▶ [The task]:
Filter this material down to the lines that hold "through", copying each one.

▶ [The records]:
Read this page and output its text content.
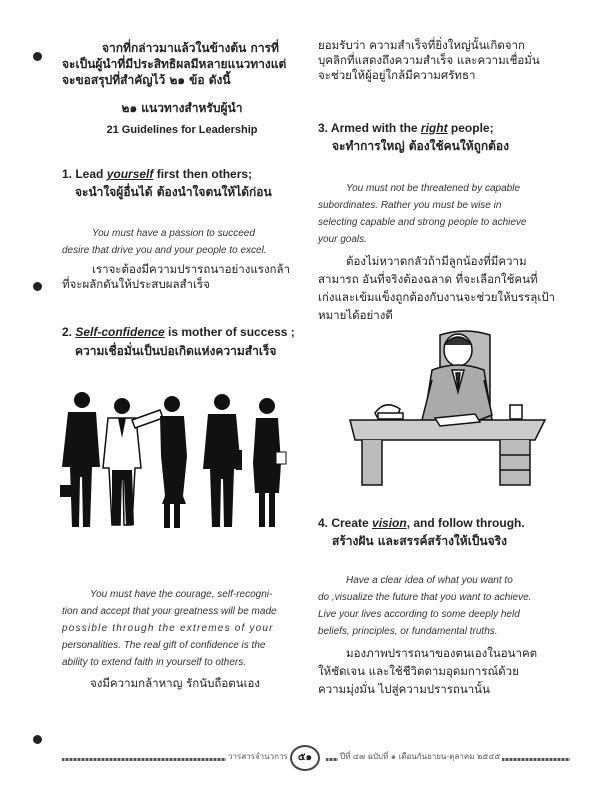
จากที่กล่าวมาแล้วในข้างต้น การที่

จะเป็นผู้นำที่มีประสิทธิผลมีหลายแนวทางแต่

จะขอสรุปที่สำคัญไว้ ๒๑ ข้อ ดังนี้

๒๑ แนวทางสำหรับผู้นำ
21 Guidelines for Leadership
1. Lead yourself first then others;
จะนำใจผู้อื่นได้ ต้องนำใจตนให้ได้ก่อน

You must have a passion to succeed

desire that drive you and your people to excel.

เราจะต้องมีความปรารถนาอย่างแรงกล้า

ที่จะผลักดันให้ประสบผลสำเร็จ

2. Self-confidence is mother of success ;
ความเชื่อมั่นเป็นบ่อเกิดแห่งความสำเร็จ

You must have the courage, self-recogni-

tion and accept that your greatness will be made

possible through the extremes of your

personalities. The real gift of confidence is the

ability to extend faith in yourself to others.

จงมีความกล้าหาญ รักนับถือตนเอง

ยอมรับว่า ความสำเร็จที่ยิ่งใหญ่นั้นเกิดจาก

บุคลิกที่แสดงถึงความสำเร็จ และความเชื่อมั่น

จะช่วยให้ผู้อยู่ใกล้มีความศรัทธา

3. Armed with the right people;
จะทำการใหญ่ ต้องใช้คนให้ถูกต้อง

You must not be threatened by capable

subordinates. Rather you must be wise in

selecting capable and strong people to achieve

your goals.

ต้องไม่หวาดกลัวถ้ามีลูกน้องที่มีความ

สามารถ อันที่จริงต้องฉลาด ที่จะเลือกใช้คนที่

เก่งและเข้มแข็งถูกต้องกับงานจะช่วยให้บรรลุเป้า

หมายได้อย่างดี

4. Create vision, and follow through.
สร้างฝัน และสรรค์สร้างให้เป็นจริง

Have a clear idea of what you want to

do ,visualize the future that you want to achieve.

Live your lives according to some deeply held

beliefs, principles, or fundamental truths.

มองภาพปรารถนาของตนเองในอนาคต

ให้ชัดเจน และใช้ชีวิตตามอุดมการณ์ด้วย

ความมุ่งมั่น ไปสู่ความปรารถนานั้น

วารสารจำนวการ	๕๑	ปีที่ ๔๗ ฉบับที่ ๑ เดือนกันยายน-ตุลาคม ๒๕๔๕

* * *

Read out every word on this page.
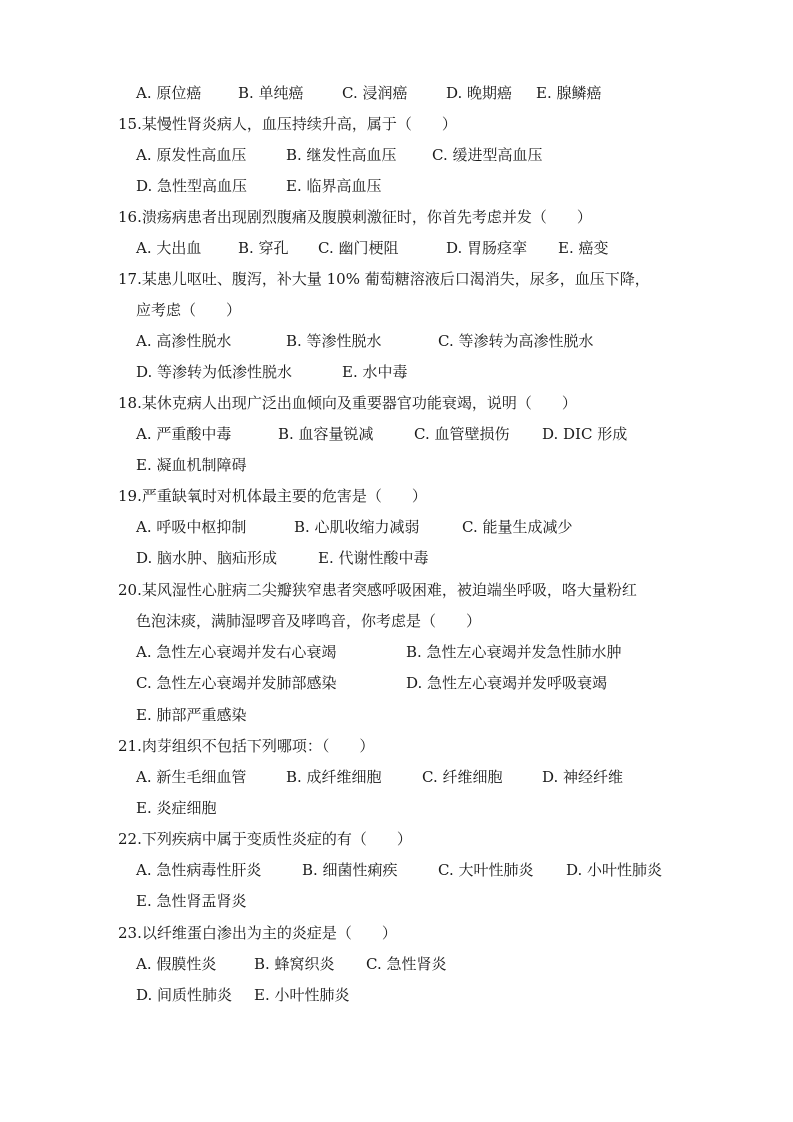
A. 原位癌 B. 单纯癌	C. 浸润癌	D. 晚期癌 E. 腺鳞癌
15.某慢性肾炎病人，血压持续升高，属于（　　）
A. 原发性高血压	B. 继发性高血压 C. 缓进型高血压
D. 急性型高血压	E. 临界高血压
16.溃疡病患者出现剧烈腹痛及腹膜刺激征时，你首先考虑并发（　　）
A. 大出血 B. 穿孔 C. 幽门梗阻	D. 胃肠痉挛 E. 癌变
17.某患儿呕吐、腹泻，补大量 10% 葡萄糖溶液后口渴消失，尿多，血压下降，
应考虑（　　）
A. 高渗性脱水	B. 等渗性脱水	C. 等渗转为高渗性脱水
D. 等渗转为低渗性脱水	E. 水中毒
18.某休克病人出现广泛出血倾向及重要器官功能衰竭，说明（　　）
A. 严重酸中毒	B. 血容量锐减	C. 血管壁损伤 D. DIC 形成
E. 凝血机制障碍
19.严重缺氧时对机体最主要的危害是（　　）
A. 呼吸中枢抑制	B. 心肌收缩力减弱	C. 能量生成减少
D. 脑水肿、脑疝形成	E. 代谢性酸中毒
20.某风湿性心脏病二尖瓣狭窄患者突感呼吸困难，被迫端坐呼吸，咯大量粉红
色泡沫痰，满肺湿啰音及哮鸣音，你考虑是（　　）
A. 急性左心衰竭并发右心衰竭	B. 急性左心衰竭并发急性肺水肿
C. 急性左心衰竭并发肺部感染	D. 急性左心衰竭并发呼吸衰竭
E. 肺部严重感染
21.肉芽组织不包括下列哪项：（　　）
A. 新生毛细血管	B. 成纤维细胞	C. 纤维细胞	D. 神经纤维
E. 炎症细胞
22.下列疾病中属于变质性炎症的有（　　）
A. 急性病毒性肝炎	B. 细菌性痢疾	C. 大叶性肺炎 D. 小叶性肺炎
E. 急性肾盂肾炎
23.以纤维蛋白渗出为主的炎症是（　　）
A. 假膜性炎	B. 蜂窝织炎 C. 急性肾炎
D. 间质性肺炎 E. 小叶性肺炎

* * *

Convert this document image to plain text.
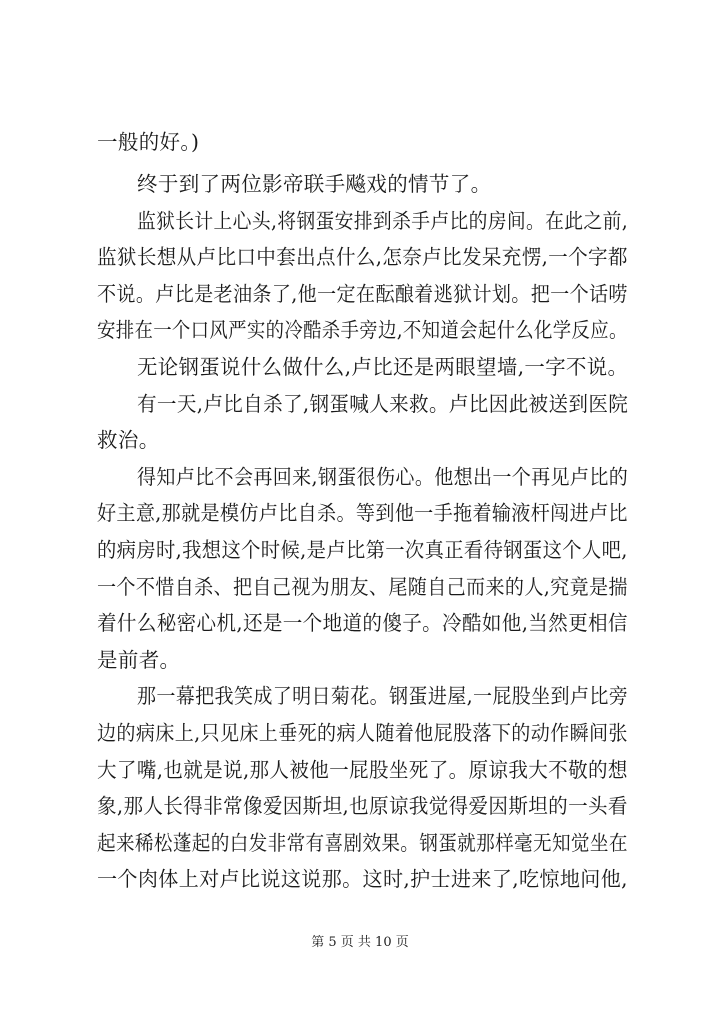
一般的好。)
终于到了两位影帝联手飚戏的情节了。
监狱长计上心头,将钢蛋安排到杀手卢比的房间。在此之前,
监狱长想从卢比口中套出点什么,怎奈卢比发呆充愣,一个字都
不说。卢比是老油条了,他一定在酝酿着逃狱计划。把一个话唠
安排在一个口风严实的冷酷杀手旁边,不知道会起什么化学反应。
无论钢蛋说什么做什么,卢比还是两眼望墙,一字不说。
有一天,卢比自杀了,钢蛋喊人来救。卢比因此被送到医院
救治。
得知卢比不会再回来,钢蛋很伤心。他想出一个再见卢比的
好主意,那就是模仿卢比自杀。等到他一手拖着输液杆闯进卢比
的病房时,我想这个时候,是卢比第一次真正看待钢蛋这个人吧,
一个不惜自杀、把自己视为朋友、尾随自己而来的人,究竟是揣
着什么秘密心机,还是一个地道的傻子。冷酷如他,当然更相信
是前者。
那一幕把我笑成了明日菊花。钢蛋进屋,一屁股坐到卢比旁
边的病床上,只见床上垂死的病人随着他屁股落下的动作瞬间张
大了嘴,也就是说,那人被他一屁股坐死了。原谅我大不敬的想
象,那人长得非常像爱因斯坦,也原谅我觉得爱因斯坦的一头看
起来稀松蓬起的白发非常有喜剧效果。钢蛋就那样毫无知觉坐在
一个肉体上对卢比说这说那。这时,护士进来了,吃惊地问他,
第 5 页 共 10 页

▶ [Final answer]:
possible through the extremes of your
4. Create vision, and follow through.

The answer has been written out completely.